-- BEGIN Excerpt to read --

1.                     

Body

III.                     ALTERNATIVES

Take another action deemed appropriate by the Board.

IV.                     BACKGROUND

The Authority is being asked to consider entering into a First Amendment to a Conveyancing Agreement (the “Amendment”) with the Developer.  Under the terms of the Agreement, the Authority will convey to Developer approximately 41 net acres of the Surface Lot of Cell 2 and certain easement areas (“Cell 2 Surface Lot”), and will retain approximately 5.3 acres lying along the I-405 Freeway and between the freeway and the Cell 2 Surface Lot (“Embankment Lot”).  The Authority will also convey certain easement rights to Developer for purposes of construction, operation and use of the Project and Project signage.

The Agreement also provided that, in the event of default by Developer, the Developer would be required to make a payment in the amount of Eleven Million Dollars ($11,000,000) to the Authority. This First Amendment to the Conveyancing Agreement provides Developer the mechanism to provide an irrevocable letter of credit in the amount of $11,000,000 as security to guarantee the performance of Developer’s obligations under the Conveyancing Agreement, which is intended to be used as the “additional payment” in the event of a Default by Developer as provided for by Sections 17.5.2 and 17.5.3 of the Conveyancing Agreement (such letter of credit, together with any replacements, substitutes, or renewals thereof, the “Letter of Credit”).  The Amendment establishes the terms and conditions under which the Authority may draw under the Letter of Credit.

-- END Excerpt to read --
-- BEGIN Entries provided --

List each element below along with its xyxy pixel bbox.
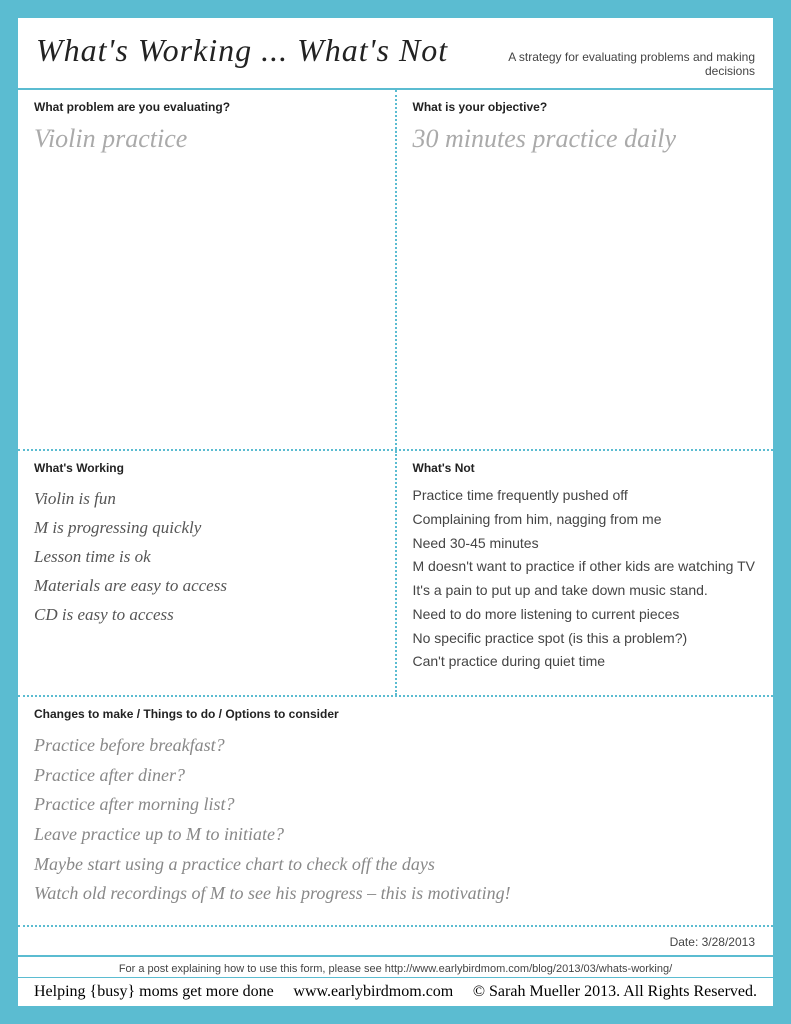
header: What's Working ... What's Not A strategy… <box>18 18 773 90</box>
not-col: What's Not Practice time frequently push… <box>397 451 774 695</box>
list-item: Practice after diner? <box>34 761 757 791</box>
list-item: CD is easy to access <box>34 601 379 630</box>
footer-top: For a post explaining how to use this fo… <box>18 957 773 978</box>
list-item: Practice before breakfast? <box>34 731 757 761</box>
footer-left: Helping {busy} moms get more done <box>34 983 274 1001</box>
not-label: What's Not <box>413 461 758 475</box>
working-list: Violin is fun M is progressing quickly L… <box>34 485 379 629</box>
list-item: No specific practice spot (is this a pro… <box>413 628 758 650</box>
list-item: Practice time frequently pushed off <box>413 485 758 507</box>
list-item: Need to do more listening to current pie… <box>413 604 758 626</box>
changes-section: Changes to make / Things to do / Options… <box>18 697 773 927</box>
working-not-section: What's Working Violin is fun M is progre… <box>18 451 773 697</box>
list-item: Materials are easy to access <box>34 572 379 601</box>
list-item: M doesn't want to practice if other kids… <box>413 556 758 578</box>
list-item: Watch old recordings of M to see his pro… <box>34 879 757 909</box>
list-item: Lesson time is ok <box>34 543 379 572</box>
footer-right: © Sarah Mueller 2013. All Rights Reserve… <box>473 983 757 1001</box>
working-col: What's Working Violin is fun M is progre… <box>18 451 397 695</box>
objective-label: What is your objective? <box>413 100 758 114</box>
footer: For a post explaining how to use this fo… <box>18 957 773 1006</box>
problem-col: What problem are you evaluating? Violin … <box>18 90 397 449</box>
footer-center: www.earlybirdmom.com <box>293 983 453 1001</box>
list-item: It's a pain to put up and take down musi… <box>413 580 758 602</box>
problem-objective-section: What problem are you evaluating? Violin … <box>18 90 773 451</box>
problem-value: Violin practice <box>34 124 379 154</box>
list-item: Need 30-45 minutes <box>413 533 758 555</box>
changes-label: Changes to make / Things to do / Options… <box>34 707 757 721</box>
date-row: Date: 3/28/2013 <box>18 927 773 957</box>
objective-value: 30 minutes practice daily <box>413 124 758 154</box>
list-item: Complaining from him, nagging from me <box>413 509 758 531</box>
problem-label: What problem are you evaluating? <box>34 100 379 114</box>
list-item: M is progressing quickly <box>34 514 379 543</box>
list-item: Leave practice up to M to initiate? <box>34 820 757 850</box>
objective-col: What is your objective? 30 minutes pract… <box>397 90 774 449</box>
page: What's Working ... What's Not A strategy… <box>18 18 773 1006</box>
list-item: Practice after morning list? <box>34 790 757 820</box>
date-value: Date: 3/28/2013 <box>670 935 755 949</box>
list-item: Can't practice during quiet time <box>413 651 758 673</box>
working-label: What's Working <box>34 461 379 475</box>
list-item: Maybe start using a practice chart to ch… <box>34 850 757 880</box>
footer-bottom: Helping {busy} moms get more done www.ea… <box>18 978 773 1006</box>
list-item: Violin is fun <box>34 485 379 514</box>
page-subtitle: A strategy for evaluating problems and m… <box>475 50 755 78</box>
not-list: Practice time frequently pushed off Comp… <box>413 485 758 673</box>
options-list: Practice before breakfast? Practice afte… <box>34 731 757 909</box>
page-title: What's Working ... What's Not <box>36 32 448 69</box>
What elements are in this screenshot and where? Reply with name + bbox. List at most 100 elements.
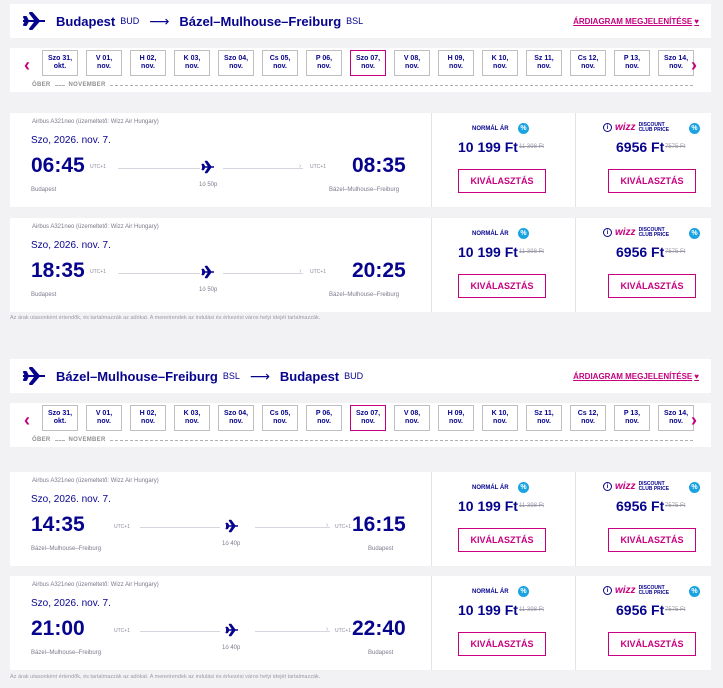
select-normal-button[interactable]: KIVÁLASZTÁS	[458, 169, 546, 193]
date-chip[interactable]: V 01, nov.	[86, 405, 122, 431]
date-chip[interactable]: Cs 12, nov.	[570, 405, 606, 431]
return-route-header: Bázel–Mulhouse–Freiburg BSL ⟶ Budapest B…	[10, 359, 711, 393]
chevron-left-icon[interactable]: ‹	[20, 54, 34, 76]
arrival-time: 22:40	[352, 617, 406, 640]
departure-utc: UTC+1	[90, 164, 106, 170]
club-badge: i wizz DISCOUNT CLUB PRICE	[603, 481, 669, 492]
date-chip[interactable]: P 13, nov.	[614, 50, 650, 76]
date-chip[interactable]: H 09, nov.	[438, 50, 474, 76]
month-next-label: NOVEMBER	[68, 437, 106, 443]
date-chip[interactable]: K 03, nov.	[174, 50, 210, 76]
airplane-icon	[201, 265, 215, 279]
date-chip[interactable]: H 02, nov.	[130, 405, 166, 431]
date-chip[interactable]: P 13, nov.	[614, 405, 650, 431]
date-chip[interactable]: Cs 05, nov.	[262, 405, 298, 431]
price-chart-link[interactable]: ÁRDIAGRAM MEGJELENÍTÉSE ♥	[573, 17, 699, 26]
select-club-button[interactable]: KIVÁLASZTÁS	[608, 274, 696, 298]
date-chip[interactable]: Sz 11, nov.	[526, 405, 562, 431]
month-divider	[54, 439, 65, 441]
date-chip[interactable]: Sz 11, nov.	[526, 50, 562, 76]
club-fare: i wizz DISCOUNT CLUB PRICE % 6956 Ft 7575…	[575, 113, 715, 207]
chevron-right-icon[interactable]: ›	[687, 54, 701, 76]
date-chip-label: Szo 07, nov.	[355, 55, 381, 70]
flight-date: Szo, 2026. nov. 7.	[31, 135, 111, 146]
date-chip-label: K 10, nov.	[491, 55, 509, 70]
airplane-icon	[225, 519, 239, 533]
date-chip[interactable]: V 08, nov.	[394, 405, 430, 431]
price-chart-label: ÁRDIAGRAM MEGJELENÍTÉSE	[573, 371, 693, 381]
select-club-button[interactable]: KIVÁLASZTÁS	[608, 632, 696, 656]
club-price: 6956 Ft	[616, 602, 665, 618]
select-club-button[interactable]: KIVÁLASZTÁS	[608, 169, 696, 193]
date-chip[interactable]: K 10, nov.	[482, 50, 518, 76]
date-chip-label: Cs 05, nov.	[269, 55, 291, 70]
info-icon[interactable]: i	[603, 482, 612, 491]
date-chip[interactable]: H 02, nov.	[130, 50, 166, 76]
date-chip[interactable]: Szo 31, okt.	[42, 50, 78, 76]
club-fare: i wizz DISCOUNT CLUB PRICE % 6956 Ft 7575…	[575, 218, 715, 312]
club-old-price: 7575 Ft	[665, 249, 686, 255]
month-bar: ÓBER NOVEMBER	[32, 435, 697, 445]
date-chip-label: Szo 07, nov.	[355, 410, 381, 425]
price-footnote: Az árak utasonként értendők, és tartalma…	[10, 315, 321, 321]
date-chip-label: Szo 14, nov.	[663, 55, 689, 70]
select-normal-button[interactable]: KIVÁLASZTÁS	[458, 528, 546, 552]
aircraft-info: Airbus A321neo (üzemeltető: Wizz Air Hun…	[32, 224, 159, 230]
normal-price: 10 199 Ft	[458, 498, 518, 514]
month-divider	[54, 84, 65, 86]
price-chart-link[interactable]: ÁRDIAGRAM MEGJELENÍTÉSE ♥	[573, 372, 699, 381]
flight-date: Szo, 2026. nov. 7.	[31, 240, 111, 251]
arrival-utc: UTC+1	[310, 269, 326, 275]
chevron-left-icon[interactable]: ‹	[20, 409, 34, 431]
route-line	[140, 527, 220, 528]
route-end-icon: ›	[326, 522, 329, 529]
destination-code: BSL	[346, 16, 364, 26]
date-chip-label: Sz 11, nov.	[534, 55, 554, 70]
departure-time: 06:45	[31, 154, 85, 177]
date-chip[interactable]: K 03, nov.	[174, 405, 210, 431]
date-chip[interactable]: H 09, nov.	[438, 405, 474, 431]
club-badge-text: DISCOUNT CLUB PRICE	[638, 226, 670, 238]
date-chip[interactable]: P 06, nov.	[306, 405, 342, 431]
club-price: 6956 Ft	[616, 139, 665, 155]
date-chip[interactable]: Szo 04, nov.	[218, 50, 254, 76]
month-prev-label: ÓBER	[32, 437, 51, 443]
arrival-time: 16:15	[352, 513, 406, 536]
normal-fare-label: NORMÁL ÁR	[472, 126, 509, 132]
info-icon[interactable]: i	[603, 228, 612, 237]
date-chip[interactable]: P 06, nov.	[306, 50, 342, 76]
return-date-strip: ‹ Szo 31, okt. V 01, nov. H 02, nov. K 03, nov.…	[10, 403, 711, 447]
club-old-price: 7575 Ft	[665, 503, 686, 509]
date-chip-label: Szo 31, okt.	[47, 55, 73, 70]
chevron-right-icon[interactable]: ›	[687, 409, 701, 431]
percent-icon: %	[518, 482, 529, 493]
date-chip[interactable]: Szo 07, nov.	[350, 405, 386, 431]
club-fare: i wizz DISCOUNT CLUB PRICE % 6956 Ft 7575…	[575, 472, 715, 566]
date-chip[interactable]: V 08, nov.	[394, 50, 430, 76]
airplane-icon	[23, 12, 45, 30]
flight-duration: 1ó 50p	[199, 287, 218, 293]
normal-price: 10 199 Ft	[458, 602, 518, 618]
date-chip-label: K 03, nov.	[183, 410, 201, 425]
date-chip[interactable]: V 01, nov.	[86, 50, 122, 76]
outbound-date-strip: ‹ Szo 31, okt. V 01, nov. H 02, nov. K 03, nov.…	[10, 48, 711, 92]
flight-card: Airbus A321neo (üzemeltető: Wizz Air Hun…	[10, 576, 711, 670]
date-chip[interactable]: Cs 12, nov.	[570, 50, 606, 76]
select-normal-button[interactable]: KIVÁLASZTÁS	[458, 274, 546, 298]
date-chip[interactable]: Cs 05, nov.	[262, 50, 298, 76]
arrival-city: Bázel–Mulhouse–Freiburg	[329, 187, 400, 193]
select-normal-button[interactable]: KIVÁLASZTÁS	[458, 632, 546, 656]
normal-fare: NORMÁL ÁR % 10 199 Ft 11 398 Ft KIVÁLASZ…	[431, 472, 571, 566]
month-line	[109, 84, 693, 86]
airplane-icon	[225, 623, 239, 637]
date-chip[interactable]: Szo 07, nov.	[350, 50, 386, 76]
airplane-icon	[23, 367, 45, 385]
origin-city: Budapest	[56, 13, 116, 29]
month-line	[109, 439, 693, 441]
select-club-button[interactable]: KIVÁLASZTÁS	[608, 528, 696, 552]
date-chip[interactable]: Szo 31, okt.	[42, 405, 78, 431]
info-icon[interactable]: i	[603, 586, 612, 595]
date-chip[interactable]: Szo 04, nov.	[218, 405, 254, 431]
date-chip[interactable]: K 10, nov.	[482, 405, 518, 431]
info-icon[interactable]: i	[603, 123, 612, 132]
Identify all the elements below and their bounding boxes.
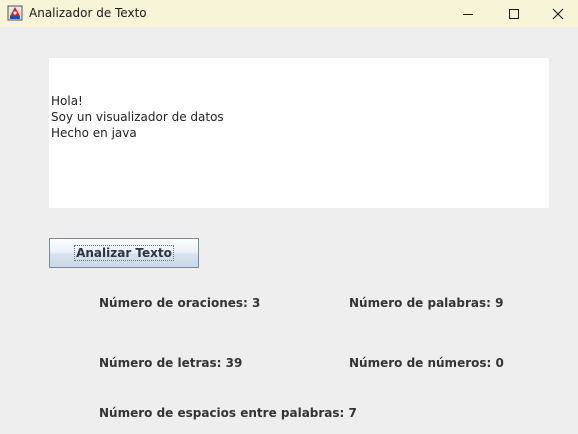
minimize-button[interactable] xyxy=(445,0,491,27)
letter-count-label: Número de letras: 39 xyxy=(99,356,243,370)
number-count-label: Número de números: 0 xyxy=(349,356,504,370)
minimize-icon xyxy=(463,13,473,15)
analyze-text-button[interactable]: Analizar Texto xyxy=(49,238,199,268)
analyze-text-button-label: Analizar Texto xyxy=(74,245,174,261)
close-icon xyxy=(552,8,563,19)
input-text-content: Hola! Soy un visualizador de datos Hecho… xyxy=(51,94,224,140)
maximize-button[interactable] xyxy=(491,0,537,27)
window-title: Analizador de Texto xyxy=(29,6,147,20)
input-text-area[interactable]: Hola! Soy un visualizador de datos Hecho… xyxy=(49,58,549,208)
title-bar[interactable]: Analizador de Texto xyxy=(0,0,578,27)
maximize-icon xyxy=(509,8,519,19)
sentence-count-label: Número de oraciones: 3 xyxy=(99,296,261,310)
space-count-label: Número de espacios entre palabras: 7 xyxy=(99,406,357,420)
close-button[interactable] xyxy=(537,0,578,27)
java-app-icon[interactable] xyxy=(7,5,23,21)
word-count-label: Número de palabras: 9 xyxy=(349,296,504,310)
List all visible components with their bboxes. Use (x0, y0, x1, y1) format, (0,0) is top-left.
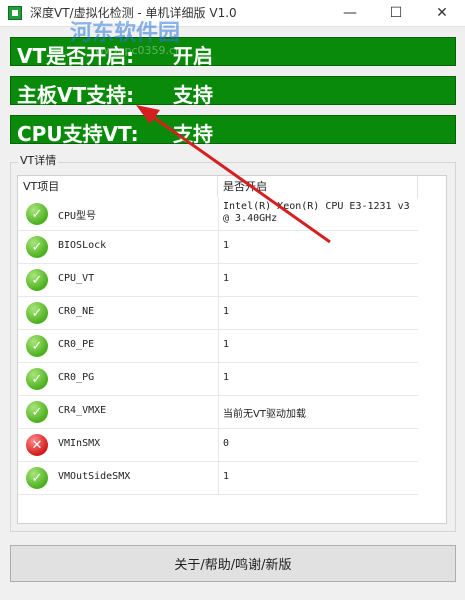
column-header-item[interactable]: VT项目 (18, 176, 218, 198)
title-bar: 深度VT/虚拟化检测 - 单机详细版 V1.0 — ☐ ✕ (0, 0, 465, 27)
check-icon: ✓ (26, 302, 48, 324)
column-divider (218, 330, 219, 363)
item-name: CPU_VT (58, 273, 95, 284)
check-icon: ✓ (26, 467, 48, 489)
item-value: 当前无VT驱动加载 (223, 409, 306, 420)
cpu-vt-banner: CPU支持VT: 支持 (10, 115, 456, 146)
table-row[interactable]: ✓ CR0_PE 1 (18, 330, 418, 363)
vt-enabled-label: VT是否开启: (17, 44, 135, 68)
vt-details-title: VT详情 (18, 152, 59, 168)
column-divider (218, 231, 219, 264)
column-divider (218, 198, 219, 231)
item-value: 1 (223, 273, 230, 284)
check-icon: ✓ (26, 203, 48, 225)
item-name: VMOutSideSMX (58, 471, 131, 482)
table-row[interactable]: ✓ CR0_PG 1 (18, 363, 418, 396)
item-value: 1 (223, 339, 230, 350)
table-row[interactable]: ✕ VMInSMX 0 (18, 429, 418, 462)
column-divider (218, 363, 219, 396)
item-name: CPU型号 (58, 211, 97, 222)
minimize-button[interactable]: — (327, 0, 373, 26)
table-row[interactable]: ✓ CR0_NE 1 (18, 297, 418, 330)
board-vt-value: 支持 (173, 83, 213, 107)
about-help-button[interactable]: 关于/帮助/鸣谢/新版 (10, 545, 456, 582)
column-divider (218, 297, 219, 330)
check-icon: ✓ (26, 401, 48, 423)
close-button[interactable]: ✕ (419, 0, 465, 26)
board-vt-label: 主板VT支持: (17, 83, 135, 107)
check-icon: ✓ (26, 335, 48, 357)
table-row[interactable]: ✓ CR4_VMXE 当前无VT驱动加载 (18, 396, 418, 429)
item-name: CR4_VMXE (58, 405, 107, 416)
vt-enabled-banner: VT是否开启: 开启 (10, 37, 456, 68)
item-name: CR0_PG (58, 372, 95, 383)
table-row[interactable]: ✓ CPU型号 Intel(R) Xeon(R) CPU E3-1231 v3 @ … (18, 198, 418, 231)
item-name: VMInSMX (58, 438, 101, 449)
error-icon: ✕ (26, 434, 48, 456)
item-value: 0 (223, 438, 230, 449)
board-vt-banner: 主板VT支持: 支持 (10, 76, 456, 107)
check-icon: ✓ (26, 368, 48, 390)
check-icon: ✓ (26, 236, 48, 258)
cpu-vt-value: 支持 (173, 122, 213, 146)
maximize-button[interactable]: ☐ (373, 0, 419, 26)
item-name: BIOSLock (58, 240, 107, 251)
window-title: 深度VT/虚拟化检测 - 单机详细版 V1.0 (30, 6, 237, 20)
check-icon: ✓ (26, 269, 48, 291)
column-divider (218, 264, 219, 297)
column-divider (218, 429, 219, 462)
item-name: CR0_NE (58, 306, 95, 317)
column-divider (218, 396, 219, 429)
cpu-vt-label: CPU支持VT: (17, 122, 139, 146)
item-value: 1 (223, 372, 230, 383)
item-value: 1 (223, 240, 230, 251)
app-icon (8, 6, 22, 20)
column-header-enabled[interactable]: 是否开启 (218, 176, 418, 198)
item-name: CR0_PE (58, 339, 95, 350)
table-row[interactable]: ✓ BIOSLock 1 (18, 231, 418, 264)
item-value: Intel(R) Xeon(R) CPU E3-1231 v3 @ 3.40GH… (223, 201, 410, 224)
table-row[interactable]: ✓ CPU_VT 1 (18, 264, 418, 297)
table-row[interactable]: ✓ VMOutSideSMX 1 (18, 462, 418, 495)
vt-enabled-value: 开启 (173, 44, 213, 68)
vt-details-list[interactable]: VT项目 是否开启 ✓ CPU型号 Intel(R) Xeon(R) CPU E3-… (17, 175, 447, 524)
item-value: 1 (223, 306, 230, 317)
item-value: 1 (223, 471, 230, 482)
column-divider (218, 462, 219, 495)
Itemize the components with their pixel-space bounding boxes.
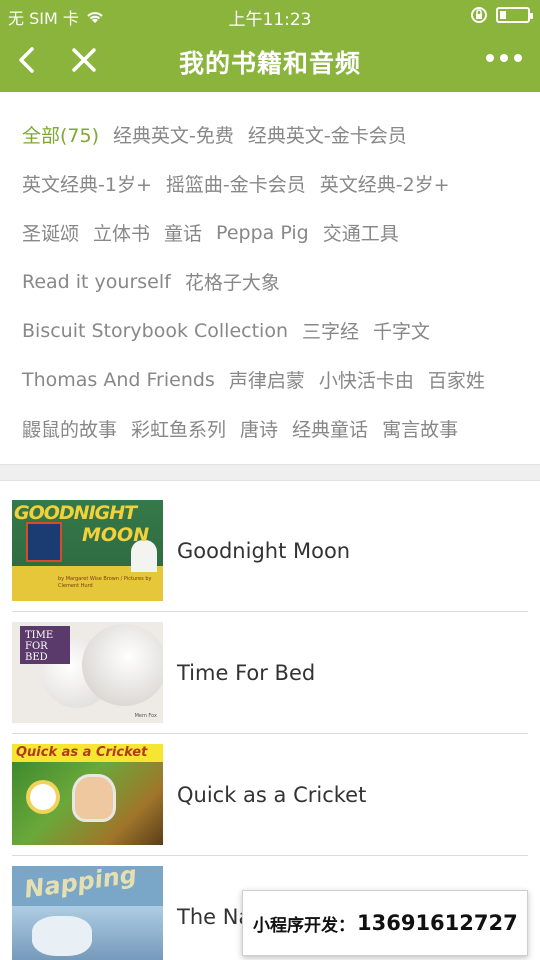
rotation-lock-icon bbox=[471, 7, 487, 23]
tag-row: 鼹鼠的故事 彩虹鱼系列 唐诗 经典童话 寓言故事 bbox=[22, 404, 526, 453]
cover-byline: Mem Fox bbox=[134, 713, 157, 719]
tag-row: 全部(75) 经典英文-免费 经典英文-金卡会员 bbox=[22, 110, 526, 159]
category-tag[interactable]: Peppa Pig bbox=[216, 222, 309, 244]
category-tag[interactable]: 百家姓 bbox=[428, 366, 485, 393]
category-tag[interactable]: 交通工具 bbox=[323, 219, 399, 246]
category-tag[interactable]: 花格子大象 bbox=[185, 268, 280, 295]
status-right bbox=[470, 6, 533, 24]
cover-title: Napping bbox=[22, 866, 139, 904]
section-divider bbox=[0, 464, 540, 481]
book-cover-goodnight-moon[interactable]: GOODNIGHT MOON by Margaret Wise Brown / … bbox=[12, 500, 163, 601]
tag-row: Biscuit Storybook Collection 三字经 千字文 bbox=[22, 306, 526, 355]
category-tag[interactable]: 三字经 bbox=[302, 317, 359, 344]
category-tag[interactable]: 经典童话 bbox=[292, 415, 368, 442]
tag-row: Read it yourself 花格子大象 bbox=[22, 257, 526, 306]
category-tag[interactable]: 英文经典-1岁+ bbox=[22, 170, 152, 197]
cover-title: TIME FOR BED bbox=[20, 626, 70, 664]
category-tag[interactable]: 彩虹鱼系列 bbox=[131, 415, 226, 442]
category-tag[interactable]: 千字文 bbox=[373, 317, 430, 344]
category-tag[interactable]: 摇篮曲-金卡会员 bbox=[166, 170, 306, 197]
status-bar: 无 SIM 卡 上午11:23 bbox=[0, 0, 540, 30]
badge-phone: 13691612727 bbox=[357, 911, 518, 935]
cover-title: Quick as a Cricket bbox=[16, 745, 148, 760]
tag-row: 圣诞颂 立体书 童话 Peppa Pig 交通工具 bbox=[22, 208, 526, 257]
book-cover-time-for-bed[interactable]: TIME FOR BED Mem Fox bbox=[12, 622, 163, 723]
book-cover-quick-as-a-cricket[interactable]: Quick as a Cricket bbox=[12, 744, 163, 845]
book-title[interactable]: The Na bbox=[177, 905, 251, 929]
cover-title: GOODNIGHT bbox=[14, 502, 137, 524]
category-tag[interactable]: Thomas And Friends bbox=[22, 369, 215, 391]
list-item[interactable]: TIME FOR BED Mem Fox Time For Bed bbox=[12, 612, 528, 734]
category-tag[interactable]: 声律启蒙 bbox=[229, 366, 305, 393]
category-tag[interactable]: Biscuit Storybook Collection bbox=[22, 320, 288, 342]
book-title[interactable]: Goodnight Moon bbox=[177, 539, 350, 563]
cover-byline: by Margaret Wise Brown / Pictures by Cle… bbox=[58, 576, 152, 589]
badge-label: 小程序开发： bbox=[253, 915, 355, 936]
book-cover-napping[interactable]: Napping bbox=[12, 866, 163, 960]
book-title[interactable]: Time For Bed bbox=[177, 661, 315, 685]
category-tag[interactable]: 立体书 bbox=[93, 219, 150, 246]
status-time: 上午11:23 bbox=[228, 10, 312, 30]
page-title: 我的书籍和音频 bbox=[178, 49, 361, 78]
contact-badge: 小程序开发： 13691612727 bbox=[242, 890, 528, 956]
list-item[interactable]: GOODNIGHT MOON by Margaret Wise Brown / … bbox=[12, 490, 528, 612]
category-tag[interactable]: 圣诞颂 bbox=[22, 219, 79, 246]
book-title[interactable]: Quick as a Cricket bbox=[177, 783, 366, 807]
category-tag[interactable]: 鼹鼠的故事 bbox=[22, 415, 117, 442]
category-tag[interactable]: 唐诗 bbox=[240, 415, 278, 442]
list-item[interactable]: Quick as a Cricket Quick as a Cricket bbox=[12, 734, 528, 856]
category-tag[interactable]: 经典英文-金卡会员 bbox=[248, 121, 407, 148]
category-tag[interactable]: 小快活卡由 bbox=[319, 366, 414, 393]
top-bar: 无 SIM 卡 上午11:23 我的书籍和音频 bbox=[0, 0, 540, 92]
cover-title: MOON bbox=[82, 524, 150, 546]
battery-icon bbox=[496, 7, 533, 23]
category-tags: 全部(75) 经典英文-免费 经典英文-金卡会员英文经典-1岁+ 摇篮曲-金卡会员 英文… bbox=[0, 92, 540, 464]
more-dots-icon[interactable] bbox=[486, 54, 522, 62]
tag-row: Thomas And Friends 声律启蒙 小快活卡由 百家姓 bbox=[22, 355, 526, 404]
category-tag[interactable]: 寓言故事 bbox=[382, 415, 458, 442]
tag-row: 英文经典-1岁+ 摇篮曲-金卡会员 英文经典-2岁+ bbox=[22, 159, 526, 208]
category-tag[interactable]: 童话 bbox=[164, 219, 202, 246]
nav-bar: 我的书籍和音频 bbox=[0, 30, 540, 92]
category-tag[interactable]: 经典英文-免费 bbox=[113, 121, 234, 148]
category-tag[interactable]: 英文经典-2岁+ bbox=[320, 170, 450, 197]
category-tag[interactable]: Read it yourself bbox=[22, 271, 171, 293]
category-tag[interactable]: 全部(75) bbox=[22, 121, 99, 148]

-- END Entries provided --

Problems to solve
1. Based on the passage on the Conveyancing Agreement amendment, state whether each statement agrees with it: (a) the Authority will keep roughly 5.3 acres beside the I-405 Freeway; (b) the Developer may revoke the letter of credit; (c) the additional payment upon a Default is provided for by Sections 17.5.2 and 17.5.3. Answer each with yes or no and quote the deciding words.
2. Carry the passage on the Conveyancing Agreement amendment forward from the point where it stops.

Exercise answers
1.
(a) Yes: "will retain approximately 5.3 acres lying along the I-405 Freeway"
(b) No: "an irrevocable letter of credit in the amount of $11,000,000"
(c) Yes: "as provided for by Sections 17.5.2 and 17.5.3 of the Conveyancing Agreement"

2.
Since the coordinated development of the Remaining Property together with the Los Angeles Premium Outlets on Cell 2 would be beneficial to all parties, including the Authority and the City, the Board is asked to consider a Right of First Negotiation letter with the Developer. If, at the conclusion of the Invitation to Propose process (by rejection, expiration or otherwise, without any further extensions of the process) (the “RFP Expiration”), the Authority does not select a developer for all or any portion of the Remaining Property, then this letter agreement would grant to the Developer a Right of First Negotiation to initiate a conceptual planning process and enter into an Exclusive Negotiating Agreement to be the master vertical developer of the Remaining Property (or any part thereof for which a Developer has not been selected).  CAM-Carson is prepared to work with the Authority to develop a conceptual development plan, budget and financing plan for the Remaining Property within approximately 6 months following notice to Developer of the RFP Expiration (the “Conceptual Planning Period”). During the Conceptual Planning Period, the Developer would undertake a process working with the Authority and would expect to deliver to the Authority an initial conceptual plan within about 90 days.  Following delivery of the initial conceptual plan, they would conduct one or two planning meetings over a 30 day period with the Authority to discuss planning concepts and potential development scenarios and then revise the initial conceptual development plan, budget and financing plan and submit a final conceptual plan, budget and financing plan to the Authority and City for review and approval within 60 days.

At the conclusion of the Conceptual Planning Period, the parties could then proceed with the negotiation of an Exclusive Negotiating Agreement to provide for the potential development of the Remaining Property.

V.                     FISCAL IMPACT

There is no fiscal impact to the Authority of this change.

VI.                     EXHIBITS

1.                     First Amendment to a Conveyancing Agreement by and between the Carson Reclamation Authority and CAM-CARSON, LLC, a Delaware limited liability company (pgs. 4-10)

2.                     Right of First Negotiation letter (pgs. 11-12)

1.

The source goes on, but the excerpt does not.